**EXERCISE BRIEF:** Find the number of lines in these records where the word "NATIONAL" appears. Reply with that number and nothing more.

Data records

** start **

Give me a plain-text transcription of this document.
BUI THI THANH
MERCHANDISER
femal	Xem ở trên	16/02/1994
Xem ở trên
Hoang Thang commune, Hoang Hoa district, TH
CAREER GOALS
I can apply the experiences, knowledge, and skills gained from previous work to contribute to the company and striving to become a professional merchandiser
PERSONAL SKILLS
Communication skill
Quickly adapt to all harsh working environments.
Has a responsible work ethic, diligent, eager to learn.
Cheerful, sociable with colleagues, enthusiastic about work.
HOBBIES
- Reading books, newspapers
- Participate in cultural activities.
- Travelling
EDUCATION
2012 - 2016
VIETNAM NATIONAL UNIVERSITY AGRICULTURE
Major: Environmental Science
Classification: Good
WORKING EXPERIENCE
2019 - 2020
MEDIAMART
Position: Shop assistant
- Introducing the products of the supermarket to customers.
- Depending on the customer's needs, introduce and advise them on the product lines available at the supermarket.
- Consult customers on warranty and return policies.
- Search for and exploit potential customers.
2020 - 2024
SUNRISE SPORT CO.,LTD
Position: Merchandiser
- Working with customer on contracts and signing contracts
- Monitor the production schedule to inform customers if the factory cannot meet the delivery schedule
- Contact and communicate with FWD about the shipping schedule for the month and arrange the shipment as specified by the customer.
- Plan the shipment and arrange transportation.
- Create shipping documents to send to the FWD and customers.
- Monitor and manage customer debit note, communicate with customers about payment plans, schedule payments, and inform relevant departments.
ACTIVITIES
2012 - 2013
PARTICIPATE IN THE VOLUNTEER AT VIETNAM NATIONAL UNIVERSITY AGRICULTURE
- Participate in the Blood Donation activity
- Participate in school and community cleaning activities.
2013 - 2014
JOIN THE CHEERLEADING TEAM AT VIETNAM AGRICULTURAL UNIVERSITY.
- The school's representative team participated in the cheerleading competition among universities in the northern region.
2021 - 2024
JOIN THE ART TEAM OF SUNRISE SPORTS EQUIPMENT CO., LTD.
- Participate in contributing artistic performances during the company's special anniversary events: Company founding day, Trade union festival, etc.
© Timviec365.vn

** end **

**WRITTEN SOLUTION:** 2